▶ _BRIEF_: Work out the number of lines in the records that include the word "Club"; reply with that number alone.

[Extracted data entries]
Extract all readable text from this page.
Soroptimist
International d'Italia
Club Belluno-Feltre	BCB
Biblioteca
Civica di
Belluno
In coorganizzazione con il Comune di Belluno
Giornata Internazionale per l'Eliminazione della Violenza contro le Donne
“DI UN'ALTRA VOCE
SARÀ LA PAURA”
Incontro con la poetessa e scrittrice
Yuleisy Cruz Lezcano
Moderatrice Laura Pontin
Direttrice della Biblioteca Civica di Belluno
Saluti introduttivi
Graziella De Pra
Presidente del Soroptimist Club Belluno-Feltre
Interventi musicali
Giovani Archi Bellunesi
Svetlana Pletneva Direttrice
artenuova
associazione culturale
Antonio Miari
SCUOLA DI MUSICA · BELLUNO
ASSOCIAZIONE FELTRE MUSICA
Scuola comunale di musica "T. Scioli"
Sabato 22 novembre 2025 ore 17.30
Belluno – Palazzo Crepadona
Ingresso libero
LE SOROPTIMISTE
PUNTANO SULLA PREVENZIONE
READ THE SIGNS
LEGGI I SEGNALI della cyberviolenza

▶ _REPLY TO THE TASK_: 2